begin DATA IN THIS EXERCISE

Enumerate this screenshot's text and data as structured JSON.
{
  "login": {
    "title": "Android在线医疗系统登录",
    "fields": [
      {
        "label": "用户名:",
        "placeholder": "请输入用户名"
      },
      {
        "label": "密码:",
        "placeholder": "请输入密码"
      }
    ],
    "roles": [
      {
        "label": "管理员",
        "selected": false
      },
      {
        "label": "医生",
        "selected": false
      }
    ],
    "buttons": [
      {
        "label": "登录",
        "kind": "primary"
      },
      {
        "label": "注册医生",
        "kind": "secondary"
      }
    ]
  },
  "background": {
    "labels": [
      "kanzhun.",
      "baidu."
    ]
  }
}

end DATA IN THIS EXERCISE
begin DATA IN THIS EXERCISE

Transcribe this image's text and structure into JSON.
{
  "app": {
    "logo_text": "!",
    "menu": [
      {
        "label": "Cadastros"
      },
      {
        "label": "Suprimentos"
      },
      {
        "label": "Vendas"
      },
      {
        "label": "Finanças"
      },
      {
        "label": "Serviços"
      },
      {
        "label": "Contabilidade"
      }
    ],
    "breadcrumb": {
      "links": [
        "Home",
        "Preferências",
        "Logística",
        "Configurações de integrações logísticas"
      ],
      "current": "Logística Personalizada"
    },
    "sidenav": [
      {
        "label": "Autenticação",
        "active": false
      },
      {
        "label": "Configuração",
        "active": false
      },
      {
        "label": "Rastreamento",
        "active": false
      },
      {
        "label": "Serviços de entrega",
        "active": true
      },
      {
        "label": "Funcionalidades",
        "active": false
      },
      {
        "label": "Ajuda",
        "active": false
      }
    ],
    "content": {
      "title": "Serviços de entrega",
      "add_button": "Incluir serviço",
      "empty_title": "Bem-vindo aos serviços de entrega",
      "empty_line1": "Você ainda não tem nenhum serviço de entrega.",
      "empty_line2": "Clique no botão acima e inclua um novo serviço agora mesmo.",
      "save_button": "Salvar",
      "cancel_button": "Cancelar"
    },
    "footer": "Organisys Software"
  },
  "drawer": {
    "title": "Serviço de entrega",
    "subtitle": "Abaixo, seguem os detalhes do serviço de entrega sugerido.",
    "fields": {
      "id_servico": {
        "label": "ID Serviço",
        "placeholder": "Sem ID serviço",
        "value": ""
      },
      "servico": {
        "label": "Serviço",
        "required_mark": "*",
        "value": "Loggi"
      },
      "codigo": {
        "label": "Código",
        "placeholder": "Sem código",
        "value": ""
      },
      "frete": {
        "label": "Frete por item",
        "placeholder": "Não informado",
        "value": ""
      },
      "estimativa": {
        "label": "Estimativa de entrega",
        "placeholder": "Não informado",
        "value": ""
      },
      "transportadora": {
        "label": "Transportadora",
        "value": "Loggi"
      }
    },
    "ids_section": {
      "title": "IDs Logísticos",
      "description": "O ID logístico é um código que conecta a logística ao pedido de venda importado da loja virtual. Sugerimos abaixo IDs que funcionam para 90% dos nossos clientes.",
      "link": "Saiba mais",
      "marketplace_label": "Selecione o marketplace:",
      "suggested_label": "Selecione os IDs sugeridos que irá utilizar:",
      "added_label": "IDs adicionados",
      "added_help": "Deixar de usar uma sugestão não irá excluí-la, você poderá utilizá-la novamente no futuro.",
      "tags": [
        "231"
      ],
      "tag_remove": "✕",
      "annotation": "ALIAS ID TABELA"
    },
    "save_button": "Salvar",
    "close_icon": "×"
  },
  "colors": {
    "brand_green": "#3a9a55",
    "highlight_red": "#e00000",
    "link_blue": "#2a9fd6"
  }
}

end DATA IN THIS EXERCISE

WORK TO BE COMPLETED – Select from the material above each line in which the string "Salvar" appears, and list those lines.

EXERCISE SOLUTION –
      "save_button": "Salvar",
    "save_button": "Salvar",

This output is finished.